──────── Listed entries

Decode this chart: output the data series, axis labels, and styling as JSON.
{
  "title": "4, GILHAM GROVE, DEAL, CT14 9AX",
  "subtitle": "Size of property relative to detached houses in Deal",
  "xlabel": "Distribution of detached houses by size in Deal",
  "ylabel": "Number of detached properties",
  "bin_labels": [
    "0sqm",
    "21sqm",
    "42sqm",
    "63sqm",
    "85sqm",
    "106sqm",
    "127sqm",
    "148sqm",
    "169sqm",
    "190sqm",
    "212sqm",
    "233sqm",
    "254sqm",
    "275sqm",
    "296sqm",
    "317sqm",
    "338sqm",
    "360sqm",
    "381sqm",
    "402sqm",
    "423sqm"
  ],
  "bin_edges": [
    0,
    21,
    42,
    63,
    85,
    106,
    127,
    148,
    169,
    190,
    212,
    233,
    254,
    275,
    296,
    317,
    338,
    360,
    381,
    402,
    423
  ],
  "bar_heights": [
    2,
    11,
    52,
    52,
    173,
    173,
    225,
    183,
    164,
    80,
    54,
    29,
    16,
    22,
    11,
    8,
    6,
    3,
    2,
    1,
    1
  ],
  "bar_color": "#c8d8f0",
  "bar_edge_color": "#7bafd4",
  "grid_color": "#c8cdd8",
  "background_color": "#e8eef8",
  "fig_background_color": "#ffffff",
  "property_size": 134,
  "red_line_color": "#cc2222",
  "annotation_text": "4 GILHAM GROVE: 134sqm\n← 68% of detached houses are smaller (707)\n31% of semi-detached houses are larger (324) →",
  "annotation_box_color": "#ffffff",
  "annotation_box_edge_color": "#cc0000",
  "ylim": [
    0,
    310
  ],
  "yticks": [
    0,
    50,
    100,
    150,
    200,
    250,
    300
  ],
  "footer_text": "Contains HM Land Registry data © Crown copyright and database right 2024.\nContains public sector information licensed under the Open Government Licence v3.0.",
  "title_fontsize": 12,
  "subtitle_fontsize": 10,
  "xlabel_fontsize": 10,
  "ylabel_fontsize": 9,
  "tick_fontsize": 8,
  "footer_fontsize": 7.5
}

────────────────

● **Task requirements**
Choose all lines containing the string "ffffff" and copy them out.

● **Result of this exercise**
  "fig_background_color": "#ffffff",
  "annotation_box_color": "#ffffff",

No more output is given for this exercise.